**TASK INSTRUCTIONS:** Reproduce every line of the records below as a numbered list, omitting blank lines and the pictures.

begin

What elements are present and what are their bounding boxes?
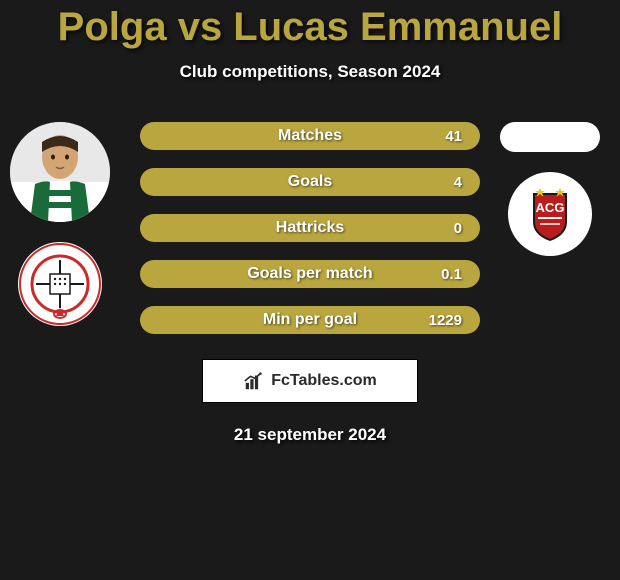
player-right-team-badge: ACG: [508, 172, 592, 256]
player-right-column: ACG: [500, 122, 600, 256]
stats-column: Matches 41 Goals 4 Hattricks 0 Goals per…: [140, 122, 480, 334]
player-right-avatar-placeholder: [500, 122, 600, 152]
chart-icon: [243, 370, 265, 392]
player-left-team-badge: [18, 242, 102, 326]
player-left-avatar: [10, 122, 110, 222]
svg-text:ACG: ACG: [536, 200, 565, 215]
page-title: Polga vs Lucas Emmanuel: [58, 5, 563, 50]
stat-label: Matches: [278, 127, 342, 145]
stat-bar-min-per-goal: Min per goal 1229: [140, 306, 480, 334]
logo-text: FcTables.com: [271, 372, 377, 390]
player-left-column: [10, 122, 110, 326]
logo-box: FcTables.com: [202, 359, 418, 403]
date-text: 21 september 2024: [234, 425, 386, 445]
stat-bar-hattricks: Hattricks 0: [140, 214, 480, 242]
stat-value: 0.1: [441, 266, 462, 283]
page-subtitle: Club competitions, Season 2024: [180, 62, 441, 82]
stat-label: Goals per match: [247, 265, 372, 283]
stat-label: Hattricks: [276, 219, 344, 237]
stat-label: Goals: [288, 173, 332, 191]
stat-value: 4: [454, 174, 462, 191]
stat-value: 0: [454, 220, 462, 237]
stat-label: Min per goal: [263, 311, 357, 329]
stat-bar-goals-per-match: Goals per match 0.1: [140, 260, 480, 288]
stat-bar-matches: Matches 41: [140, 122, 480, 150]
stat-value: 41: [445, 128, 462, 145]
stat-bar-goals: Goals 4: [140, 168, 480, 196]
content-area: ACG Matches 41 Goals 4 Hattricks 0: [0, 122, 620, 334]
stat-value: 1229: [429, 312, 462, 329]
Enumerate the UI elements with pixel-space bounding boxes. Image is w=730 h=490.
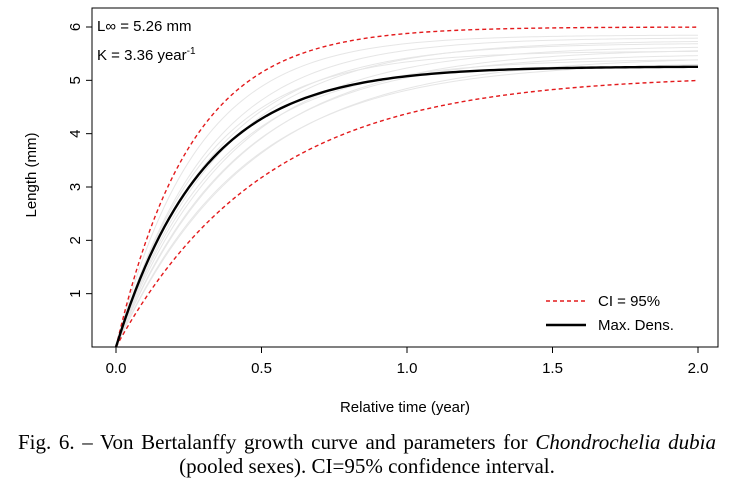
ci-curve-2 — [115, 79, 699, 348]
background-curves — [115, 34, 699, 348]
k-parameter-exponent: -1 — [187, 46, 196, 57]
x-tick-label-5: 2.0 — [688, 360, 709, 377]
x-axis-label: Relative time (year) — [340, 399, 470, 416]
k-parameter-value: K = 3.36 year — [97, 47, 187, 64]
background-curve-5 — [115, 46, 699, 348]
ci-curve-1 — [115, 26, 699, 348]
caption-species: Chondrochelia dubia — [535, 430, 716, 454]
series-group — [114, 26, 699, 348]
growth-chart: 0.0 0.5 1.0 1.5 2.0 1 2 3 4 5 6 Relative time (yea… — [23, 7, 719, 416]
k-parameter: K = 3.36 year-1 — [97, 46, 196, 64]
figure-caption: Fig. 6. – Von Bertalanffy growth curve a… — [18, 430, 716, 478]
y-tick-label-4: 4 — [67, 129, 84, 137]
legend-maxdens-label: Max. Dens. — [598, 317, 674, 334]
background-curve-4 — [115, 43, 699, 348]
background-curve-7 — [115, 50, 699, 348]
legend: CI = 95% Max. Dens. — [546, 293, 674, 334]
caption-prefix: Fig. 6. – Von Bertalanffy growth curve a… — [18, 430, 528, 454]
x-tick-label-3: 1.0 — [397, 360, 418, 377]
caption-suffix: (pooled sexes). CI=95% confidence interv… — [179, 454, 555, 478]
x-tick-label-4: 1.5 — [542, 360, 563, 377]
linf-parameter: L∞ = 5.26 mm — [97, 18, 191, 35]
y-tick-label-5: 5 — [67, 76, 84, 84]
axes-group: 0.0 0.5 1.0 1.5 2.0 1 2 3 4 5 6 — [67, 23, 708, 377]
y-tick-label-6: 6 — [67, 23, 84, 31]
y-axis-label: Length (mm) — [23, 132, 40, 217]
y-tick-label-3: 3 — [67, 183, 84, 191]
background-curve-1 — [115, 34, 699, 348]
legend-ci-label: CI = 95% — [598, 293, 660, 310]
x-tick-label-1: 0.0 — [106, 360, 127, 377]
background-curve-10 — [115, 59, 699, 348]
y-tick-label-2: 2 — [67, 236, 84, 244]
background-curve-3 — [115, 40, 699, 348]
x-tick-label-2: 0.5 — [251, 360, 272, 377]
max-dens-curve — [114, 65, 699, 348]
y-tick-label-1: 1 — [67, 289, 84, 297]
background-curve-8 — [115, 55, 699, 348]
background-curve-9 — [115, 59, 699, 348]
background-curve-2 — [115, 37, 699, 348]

end

**SOLUTION TO THIS EXERCISE:**
1. What elements are present and what are their bounding boxes?
2. player-right-team-badge: ACG: [508, 172, 592, 256]
3. player-right-column: ACG: [500, 122, 600, 256]
4. stats-column: Matches 41 Goals 4 Hattricks 0 Goals per…: [140, 122, 480, 334]
5. player-right-avatar-placeholder: [500, 122, 600, 152]
6. chart-icon: [243, 370, 265, 392]
7. player-left-team-badge: [18, 242, 102, 326]
8. player-left-avatar: [10, 122, 110, 222]
9. svg-text:ACG: ACG: [536, 200, 565, 215]
10. page-title: Polga vs Lucas Emmanuel: [58, 5, 563, 50]
11. stat-label: Matches: [278, 127, 342, 145]
12. stat-bar-min-per-goal: Min per goal 1229: [140, 306, 480, 334]
13. logo-text: FcTables.com: [271, 372, 377, 390]
14. player-left-column: [10, 122, 110, 326]
15. logo-box: FcTables.com: [202, 359, 418, 403]
16. date-text: 21 september 2024: [234, 425, 386, 445]
17. stat-bar-hattricks: Hattricks 0: [140, 214, 480, 242]
18. stat-value: 0.1: [441, 266, 462, 283]
19. page-subtitle: Club competitions, Season 2024: [180, 62, 441, 82]
20. stat-label: Goals per match: [247, 265, 372, 283]
21. stat-label: Hattricks: [276, 219, 344, 237]
22. stat-label: Goals: [288, 173, 332, 191]
23. stat-value: 4: [454, 174, 462, 191]
24. stat-value: 0: [454, 220, 462, 237]
25. stat-label: Min per goal: [263, 311, 357, 329]
26. stat-bar-goals-per-match: Goals per match 0.1: [140, 260, 480, 288]
27. stat-bar-matches: Matches 41: [140, 122, 480, 150]
28. stat-value: 41: [445, 128, 462, 145]
29. stat-bar-goals: Goals 4: [140, 168, 480, 196]
30. content-area: ACG Matches 41 Goals 4 Hattricks 0: [0, 122, 620, 334]
31. stat-value: 1229: [429, 312, 462, 329]
32. Enumerate the UI elements with pixel-space bounding boxes. Image is w=730 h=490.
33. ci-curve-2 — [115, 79, 699, 348]
34. background-curves — [115, 34, 699, 348]
35. k-parameter-exponent: -1 — [187, 46, 196, 57]
36. x-tick-label-5: 2.0 — [688, 360, 709, 377]
37. x-axis-label: Relative time (year) — [340, 399, 470, 416]
38. k-parameter-value: K = 3.36 year — [97, 47, 187, 64]
39. background-curve-5 — [115, 46, 699, 348]
40. ci-curve-1 — [115, 26, 699, 348]
41. caption-species: Chondrochelia dubia — [535, 430, 716, 454]
42. series-group — [114, 26, 699, 348]
43. growth-chart: 0.0 0.5 1.0 1.5 2.0 1 2 3 4 5 6 Relative time (yea… — [23, 7, 719, 416]
44. k-parameter: K = 3.36 year-1 — [97, 46, 196, 64]
45. figure-caption: Fig. 6. – Von Bertalanffy growth curve a… — [18, 430, 716, 478]
46. y-tick-label-4: 4 — [67, 129, 84, 137]
47. legend-maxdens-label: Max. Dens. — [598, 317, 674, 334]
48. background-curve-4 — [115, 43, 699, 348]
49. background-curve-7 — [115, 50, 699, 348]
50. legend: CI = 95% Max. Dens. — [546, 293, 674, 334]
51. caption-prefix: Fig. 6. – Von Bertalanffy growth curve a… — [18, 430, 528, 454]
52. x-tick-label-3: 1.0 — [397, 360, 418, 377]
53. caption-suffix: (pooled sexes). CI=95% confidence interv… — [179, 454, 555, 478]
54. x-tick-label-4: 1.5 — [542, 360, 563, 377]
55. linf-parameter: L∞ = 5.26 mm — [97, 18, 191, 35]
56. y-tick-label-5: 5 — [67, 76, 84, 84]
57. axes-group: 0.0 0.5 1.0 1.5 2.0 1 2 3 4 5 6 — [67, 23, 708, 377]
58. y-tick-label-6: 6 — [67, 23, 84, 31]
59. y-axis-label: Length (mm) — [23, 132, 40, 217]
60. y-tick-label-3: 3 — [67, 183, 84, 191]
61. background-curve-1 — [115, 34, 699, 348]
62. legend-ci-label: CI = 95% — [598, 293, 660, 310]
63. x-tick-label-1: 0.0 — [106, 360, 127, 377]
64. background-curve-10 — [115, 59, 699, 348]
65. y-tick-label-2: 2 — [67, 236, 84, 244]
66. background-curve-3 — [115, 40, 699, 348]
67. x-tick-label-2: 0.5 — [251, 360, 272, 377]
68. max-dens-curve — [114, 65, 699, 348]
69. y-tick-label-1: 1 — [67, 289, 84, 297]
70. background-curve-8 — [115, 55, 699, 348]
71. background-curve-9 — [115, 59, 699, 348]
72. background-curve-2 — [115, 37, 699, 348]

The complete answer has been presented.